*本文抜粋*
<<<<
【NEWS】ソニーピクチャーズ ・イメージワークス、アルバカーキ ・スタジオを、7月をもって閉鎖
2012.4.5 UP
ソニー・ピクチャーズ ・イメージワーク[Sony Pictures Imageworks、本社:カルバーシティ/ロサンゼルス]が2007年6月に設立した、ニューメキシコ州アルバカーキの新拠点が、設立5周年となる今年の夏をもって、同スタジオが閉鎖される事がこの程発表された。
ソニー・ピクチャーズ ・イメージワークスは、ロサンゼルスにある三大VFXスタジオの1つ。ロサンゼルスのカルバーシティにあるソニー・ピクチャーズ映画スタジオの近隣に制作拠点を構え、その後、インド、アルバカーキ(米ニューメキシコ州)、バンクーバー(カナダ)へと拠点を増やしてきた。
アルバカーキ・スタジオは、映画産業誘致を期待するニューメキシコ州の税制優遇策というバックアップを受けて2007年に設立。ソーラー・パネルなどの地球に優しい設備を意識した「未来型」のスタジオ施設が特徴だった。ニューメキシコ州で最大規模を誇るというスタジオ・スペースは、10万平方フィートの広大なもので、アルバカーキ国際空港からほど近い環境だった。
地元のニューメキシコ大学との提携により、Imageworks Professional Academic Excellenceプログラム(IPAX)も開設された。これはImageworks主導によって設計された教育プログラムで、才能ある学生を次世代のデジタルメディアを担う人材へ育成する事を狙いとし、地元での産学協働の人材教育にも力を入れていた。
ソニー・ピクチャーズ ・イメージワークスは、同社が受注したVFX作品を積極的にアルバカーキ・スタジオへ割り振り、これまでに「アイ・アム・レジェンド」「くもりときどきミートボール」「グリーン・ランタン」「スナーフ」等の作品郡の、一部ないしは多くのVFXがアルバカーキ・スタジオにおいて制作された。
ハリウッドの各メディアが報じているところによれば、今回の閉鎖の背景には、長引く不況に加え、ニューメキシコ州の映画産業に対する税制優遇策の将来性に陰りが見え始めていた事、そしてアルバカーキという立地条件での人材獲得の難しさがあったようだ。
特にここ数年、国内外の人材の多くは、VFXスタジオが数多く存在するロサンゼルス、カナダのバンクーバー、ロンドン等で働く事を強く希望している。
>>>>
[コレクションの記録]
<<<<
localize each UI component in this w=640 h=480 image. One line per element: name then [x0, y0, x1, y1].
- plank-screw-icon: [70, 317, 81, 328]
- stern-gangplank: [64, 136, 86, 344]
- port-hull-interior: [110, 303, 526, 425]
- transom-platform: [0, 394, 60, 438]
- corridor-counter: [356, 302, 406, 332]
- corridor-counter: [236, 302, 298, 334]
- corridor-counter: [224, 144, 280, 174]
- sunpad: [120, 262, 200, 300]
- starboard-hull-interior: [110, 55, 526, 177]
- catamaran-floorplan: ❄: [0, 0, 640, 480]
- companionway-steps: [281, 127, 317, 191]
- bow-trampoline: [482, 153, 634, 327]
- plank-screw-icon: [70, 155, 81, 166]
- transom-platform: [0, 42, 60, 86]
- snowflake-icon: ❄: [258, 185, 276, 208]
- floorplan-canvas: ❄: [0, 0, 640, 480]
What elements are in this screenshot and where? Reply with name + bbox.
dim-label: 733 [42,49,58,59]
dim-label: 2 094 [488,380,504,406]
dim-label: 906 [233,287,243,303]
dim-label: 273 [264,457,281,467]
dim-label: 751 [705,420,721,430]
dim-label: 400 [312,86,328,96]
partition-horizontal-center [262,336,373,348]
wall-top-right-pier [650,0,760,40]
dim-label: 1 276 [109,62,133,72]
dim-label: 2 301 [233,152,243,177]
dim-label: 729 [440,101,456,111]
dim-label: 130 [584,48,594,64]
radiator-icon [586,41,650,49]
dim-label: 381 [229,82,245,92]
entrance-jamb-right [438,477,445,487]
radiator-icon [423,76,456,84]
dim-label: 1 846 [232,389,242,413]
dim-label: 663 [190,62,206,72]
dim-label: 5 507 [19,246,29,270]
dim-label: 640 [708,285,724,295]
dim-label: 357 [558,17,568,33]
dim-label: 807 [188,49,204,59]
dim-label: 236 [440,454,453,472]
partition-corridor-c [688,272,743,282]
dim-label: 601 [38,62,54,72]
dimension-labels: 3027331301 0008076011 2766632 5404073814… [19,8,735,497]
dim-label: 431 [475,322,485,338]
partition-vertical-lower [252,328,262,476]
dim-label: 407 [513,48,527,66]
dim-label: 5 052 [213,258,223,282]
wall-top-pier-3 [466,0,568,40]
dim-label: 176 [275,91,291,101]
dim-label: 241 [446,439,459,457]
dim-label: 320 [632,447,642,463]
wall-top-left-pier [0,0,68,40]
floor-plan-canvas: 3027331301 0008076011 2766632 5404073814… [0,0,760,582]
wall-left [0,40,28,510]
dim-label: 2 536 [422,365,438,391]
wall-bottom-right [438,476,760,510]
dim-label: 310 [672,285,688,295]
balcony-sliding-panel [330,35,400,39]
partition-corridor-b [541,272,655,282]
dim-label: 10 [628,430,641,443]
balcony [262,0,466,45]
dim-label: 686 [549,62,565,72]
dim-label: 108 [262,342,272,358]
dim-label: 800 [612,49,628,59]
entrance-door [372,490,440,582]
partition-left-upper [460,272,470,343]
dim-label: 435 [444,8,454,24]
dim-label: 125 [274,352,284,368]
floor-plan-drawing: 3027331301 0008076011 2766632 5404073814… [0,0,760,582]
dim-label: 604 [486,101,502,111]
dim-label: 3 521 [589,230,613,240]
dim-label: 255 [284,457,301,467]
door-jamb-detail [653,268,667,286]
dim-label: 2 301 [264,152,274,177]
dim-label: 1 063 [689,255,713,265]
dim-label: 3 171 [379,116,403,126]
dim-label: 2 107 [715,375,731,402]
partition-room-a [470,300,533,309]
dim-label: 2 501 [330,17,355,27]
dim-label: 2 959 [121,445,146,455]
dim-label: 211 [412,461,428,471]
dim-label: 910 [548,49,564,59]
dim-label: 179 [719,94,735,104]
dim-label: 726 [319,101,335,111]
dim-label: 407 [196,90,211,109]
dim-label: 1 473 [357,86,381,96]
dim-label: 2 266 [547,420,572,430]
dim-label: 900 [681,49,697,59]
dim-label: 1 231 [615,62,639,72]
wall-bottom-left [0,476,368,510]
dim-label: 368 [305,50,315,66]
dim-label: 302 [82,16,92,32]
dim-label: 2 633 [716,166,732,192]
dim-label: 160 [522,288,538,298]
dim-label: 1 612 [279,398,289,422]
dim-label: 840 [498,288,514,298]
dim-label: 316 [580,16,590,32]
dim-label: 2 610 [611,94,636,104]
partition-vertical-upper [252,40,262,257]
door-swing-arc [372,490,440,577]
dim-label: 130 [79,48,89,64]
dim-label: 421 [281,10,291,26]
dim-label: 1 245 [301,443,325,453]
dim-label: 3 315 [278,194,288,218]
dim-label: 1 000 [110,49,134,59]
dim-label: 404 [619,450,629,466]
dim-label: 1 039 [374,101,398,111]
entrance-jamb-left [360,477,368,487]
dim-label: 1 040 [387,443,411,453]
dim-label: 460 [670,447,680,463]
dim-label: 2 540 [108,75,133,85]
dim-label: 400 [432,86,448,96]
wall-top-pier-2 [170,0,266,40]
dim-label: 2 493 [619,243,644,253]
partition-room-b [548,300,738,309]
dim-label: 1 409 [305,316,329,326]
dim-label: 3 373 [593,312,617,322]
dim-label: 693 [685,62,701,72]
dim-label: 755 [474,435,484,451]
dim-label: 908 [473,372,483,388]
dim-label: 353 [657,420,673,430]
>>>>
*課題*
アルバカーキ・スタジオ閉鎖についての記事で、同スタジオでVFXが制作された作品として名前が挙がっているものをすべて書き出しなさい。 これらの記録は本文とは関係がない。

*解答*
「アイ・アム・レジェンド」、「くもりときどきミートボール」、「グリーン・ランタン」、「スナーフ」